▸ **Work to be completed**
Restate the records in their entirety, word for word.

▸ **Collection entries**
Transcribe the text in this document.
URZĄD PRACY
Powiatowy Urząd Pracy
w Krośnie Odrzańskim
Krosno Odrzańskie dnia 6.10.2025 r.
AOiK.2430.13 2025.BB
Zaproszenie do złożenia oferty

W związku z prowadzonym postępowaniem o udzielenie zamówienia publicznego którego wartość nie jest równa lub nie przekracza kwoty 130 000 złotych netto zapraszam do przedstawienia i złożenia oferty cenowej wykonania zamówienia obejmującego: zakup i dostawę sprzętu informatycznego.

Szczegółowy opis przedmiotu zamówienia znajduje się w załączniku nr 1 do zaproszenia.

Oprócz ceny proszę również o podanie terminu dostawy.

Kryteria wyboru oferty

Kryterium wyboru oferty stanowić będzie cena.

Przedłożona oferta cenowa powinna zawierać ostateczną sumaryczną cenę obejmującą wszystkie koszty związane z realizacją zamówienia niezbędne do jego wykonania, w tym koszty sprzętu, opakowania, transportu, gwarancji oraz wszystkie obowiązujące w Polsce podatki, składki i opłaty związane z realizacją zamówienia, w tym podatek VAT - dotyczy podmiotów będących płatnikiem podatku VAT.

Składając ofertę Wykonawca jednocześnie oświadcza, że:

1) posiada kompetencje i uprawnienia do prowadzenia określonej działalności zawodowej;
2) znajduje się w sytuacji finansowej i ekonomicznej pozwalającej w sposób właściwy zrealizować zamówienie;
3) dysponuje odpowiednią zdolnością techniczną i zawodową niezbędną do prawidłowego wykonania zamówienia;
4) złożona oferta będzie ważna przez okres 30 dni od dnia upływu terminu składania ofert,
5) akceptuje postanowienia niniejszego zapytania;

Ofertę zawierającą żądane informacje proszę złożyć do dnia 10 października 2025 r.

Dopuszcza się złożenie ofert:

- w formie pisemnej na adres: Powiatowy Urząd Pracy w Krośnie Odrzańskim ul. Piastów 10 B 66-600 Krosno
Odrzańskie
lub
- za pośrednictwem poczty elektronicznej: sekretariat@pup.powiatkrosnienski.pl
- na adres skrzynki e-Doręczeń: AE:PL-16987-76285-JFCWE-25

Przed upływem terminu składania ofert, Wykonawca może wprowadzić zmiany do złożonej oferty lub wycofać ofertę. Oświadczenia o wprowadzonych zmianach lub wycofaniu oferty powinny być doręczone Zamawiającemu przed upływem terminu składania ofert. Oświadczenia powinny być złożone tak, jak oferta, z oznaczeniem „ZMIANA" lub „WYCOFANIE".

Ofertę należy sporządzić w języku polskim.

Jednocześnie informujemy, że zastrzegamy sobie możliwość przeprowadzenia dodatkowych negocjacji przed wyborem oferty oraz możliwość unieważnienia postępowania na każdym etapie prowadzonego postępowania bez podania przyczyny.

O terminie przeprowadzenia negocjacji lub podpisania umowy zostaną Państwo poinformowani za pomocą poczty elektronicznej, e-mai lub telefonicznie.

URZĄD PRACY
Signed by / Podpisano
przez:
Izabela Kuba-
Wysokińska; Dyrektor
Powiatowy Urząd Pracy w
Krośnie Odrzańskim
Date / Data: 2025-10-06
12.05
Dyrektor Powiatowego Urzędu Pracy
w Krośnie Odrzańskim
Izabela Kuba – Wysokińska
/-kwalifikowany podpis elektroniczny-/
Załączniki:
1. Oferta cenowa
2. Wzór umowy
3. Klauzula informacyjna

▸ **Solved exercise**
Transcribe the text in this document.
URZĄD PRACY
Powiatowy Urząd Pracy
w Krośnie Odrzańskim
Krosno Odrzańskie dnia 6.10.2025 r.
AOiK.2430.13 2025.BB
Zaproszenie do złożenia oferty

W związku z prowadzonym postępowaniem o udzielenie zamówienia publicznego którego wartość nie jest równa lub nie przekracza kwoty 130 000 złotych netto zapraszam do przedstawienia i złożenia oferty cenowej wykonania zamówienia obejmującego: zakup i dostawę sprzętu informatycznego.

Szczegółowy opis przedmiotu zamówienia znajduje się w załączniku nr 1 do zaproszenia.

Oprócz ceny proszę również o podanie terminu dostawy.

Kryteria wyboru oferty

Kryterium wyboru oferty stanowić będzie cena.

Przedłożona oferta cenowa powinna zawierać ostateczną sumaryczną cenę obejmującą wszystkie koszty związane z realizacją zamówienia niezbędne do jego wykonania, w tym koszty sprzętu, opakowania, transportu, gwarancji oraz wszystkie obowiązujące w Polsce podatki, składki i opłaty związane z realizacją zamówienia, w tym podatek VAT - dotyczy podmiotów będących płatnikiem podatku VAT.

Składając ofertę Wykonawca jednocześnie oświadcza, że:

1) posiada kompetencje i uprawnienia do prowadzenia określonej działalności zawodowej;
2) znajduje się w sytuacji finansowej i ekonomicznej pozwalającej w sposób właściwy zrealizować zamówienie;
3) dysponuje odpowiednią zdolnością techniczną i zawodową niezbędną do prawidłowego wykonania zamówienia;
4) złożona oferta będzie ważna przez okres 30 dni od dnia upływu terminu składania ofert,
5) akceptuje postanowienia niniejszego zapytania;

Ofertę zawierającą żądane informacje proszę złożyć do dnia 10 października 2025 r.

Dopuszcza się złożenie ofert:

- w formie pisemnej na adres: Powiatowy Urząd Pracy w Krośnie Odrzańskim ul. Piastów 10 B 66-600 Krosno
Odrzańskie
lub
- za pośrednictwem poczty elektronicznej: sekretariat@pup.powiatkrosnienski.pl
- na adres skrzynki e-Doręczeń: AE:PL-16987-76285-JFCWE-25

Przed upływem terminu składania ofert, Wykonawca może wprowadzić zmiany do złożonej oferty lub wycofać ofertę. Oświadczenia o wprowadzonych zmianach lub wycofaniu oferty powinny być doręczone Zamawiającemu przed upływem terminu składania ofert. Oświadczenia powinny być złożone tak, jak oferta, z oznaczeniem „ZMIANA" lub „WYCOFANIE".

Ofertę należy sporządzić w języku polskim.

Jednocześnie informujemy, że zastrzegamy sobie możliwość przeprowadzenia dodatkowych negocjacji przed wyborem oferty oraz możliwość unieważnienia postępowania na każdym etapie prowadzonego postępowania bez podania przyczyny.

O terminie przeprowadzenia negocjacji lub podpisania umowy zostaną Państwo poinformowani za pomocą poczty elektronicznej, e-mai lub telefonicznie.

URZĄD PRACY
Signed by / Podpisano
przez:
Izabela Kuba-
Wysokińska; Dyrektor
Powiatowy Urząd Pracy w
Krośnie Odrzańskim
Date / Data: 2025-10-06
12.05
Dyrektor Powiatowego Urzędu Pracy
w Krośnie Odrzańskim
Izabela Kuba – Wysokińska
/-kwalifikowany podpis elektroniczny-/
Załączniki:
1. Oferta cenowa
2. Wzór umowy
3. Klauzula informacyjna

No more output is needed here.